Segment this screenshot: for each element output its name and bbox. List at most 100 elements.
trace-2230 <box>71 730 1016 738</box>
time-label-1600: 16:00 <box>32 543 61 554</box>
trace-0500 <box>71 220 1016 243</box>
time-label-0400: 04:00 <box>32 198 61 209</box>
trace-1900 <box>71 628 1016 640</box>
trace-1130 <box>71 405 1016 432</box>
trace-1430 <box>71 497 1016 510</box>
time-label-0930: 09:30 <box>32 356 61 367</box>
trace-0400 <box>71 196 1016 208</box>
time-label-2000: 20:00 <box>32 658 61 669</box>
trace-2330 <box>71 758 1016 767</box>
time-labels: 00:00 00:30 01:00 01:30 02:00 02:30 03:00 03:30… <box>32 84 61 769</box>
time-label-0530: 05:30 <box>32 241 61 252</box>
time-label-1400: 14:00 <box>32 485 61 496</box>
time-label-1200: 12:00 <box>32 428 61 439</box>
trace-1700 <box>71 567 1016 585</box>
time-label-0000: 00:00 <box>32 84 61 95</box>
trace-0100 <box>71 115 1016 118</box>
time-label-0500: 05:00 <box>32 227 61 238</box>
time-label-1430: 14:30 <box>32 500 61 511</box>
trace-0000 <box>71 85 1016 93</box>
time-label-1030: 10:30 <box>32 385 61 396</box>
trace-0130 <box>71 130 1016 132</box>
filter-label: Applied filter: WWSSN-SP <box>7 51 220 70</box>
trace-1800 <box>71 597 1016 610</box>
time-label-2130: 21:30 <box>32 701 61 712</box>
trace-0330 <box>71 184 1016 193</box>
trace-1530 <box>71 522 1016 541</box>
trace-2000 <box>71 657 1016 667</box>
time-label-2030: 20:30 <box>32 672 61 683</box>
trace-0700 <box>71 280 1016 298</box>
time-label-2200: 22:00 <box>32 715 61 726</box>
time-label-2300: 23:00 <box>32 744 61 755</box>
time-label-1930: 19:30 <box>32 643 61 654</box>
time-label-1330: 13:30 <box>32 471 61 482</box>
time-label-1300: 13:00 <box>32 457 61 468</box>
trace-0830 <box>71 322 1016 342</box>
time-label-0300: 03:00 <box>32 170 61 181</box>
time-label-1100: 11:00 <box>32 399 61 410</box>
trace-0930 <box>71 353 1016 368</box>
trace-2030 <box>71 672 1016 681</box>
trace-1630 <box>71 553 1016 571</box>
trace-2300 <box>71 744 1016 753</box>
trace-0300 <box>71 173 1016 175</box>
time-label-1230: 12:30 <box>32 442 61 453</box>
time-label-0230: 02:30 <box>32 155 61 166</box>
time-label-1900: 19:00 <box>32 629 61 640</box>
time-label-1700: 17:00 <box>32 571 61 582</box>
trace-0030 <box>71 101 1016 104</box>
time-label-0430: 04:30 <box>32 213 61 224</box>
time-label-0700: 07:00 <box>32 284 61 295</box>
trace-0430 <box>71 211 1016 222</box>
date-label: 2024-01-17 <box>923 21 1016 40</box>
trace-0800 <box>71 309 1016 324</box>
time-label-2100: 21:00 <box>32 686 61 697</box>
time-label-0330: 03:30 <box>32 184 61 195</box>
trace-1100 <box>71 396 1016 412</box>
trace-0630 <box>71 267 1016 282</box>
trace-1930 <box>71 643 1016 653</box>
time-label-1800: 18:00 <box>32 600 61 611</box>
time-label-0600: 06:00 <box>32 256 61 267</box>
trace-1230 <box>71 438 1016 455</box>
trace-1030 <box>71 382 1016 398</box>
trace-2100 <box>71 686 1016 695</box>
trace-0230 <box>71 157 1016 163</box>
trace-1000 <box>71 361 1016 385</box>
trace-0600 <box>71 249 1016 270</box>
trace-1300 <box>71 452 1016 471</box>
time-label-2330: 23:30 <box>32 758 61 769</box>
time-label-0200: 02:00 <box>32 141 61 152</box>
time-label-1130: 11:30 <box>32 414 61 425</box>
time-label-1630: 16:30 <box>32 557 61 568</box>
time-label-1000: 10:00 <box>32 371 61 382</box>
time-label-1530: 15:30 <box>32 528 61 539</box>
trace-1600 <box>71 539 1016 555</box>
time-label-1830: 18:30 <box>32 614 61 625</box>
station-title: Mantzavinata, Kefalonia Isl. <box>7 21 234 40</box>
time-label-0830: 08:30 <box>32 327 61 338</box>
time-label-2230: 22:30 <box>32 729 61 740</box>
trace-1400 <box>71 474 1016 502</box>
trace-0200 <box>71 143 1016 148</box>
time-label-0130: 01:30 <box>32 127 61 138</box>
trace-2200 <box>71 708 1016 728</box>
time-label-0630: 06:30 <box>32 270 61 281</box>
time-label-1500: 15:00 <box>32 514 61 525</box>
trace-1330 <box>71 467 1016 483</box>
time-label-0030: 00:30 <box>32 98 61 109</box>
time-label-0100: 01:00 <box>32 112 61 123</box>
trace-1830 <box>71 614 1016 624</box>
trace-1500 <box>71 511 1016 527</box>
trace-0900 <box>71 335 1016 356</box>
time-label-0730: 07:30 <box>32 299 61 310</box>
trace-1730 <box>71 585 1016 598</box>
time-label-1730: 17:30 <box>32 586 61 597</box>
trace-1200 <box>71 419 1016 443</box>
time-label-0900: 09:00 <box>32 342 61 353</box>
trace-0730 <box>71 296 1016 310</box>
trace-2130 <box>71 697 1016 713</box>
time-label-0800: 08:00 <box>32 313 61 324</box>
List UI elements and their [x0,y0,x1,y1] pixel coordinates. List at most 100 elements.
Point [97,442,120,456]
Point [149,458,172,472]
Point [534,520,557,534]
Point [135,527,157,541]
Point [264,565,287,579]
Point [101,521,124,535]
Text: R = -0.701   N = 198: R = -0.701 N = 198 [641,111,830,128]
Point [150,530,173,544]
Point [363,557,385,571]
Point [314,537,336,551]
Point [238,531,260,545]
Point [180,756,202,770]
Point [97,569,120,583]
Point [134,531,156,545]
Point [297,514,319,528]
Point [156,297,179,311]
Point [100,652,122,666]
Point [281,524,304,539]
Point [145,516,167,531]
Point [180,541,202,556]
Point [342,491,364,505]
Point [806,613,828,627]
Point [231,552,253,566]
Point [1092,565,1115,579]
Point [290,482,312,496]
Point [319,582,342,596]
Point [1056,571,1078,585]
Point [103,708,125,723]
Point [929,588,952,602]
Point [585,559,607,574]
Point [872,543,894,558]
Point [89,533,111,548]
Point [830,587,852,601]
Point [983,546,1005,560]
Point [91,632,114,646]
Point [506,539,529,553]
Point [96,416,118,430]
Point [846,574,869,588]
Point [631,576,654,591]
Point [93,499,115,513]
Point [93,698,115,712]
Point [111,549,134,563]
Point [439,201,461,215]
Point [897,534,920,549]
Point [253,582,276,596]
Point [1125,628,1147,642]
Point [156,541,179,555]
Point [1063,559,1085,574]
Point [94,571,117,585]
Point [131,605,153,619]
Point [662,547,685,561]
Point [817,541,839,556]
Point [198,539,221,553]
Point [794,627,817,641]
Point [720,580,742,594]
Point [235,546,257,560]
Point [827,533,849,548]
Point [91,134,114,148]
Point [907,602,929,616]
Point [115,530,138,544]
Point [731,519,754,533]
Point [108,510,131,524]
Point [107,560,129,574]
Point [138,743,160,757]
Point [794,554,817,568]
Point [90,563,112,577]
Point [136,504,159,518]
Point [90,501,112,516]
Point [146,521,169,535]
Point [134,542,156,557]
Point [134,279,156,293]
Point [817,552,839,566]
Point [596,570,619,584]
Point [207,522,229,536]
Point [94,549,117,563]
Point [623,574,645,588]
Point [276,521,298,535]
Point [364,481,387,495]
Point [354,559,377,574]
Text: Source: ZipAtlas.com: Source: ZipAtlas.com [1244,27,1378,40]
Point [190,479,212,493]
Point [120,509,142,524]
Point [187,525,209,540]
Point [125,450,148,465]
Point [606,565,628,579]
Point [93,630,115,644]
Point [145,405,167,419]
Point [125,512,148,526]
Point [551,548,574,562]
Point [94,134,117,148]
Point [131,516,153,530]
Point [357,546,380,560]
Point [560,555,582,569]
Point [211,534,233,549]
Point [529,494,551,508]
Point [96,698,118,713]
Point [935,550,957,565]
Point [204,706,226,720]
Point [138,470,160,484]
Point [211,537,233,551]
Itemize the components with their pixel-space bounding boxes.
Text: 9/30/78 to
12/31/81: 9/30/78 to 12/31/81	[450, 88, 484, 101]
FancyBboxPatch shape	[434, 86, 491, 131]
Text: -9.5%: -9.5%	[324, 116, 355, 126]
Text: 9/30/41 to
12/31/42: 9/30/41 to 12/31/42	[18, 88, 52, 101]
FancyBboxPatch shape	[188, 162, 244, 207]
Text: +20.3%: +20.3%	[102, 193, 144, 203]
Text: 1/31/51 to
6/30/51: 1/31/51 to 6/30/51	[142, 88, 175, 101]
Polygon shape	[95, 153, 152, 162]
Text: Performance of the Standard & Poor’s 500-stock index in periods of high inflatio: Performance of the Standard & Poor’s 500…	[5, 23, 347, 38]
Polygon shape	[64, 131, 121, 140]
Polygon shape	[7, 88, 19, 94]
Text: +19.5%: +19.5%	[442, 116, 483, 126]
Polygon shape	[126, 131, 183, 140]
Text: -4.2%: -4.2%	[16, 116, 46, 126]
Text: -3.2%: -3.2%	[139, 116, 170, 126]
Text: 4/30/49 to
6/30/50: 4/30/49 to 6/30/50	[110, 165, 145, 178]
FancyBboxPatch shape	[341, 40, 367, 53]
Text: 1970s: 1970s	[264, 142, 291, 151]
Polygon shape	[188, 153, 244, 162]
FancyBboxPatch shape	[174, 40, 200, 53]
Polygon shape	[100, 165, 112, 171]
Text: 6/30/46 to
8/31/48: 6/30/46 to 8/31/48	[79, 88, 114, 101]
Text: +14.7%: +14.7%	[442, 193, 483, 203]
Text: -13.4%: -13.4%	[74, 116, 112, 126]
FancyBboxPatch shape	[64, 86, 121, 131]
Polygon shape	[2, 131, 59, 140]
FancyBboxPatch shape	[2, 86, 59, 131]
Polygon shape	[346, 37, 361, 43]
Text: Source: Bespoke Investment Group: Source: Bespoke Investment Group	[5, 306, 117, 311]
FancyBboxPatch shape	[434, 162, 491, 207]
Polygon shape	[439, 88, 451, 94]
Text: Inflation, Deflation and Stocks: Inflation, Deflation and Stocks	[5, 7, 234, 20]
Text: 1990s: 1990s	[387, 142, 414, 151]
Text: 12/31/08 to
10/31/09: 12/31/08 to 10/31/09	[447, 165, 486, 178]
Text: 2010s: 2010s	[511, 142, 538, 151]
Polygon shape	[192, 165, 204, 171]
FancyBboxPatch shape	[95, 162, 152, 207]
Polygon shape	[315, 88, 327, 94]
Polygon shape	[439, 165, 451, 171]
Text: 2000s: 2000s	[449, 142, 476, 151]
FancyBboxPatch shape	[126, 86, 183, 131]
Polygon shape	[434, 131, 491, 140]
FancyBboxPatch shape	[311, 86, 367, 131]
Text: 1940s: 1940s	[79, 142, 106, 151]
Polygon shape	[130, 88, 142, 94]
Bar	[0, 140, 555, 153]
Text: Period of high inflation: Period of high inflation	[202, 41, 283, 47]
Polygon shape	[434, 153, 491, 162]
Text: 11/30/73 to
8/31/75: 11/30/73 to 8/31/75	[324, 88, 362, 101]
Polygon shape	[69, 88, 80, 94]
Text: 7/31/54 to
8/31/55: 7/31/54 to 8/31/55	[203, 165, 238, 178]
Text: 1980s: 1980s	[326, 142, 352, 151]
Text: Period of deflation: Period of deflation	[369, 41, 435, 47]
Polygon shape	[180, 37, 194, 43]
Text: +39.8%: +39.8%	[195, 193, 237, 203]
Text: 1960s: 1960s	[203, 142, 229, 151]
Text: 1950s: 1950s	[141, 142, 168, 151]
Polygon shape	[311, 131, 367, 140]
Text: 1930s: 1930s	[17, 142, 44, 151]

####

■ Stated exercise
Copy the rows word for word, from the first row through the line that contains "trace-1530 <box>71 522 1016 541</box>", including that line.

■ Answer to this problem
Segment this screenshot: for each element output its name and bbox. List at most 100 elements.
trace-2230 <box>71 730 1016 738</box>
time-label-1600: 16:00 <box>32 543 61 554</box>
trace-0500 <box>71 220 1016 243</box>
time-label-0400: 04:00 <box>32 198 61 209</box>
trace-1900 <box>71 628 1016 640</box>
trace-1130 <box>71 405 1016 432</box>
trace-1430 <box>71 497 1016 510</box>
time-label-0930: 09:30 <box>32 356 61 367</box>
trace-0400 <box>71 196 1016 208</box>
time-label-2000: 20:00 <box>32 658 61 669</box>
trace-2330 <box>71 758 1016 767</box>
time-labels: 00:00 00:30 01:00 01:30 02:00 02:30 03:00 03:30… <box>32 84 61 769</box>
time-label-0530: 05:30 <box>32 241 61 252</box>
time-label-1400: 14:00 <box>32 485 61 496</box>
time-label-1200: 12:00 <box>32 428 61 439</box>
trace-1700 <box>71 567 1016 585</box>
time-label-0000: 00:00 <box>32 84 61 95</box>
trace-0100 <box>71 115 1016 118</box>
time-label-0500: 05:00 <box>32 227 61 238</box>
time-label-1430: 14:30 <box>32 500 61 511</box>
trace-0000 <box>71 85 1016 93</box>
time-label-1030: 10:30 <box>32 385 61 396</box>
trace-0130 <box>71 130 1016 132</box>
filter-label: Applied filter: WWSSN-SP <box>7 51 220 70</box>
trace-1800 <box>71 597 1016 610</box>
time-label-2130: 21:30 <box>32 701 61 712</box>
trace-0330 <box>71 184 1016 193</box>
trace-1530 <box>71 522 1016 541</box>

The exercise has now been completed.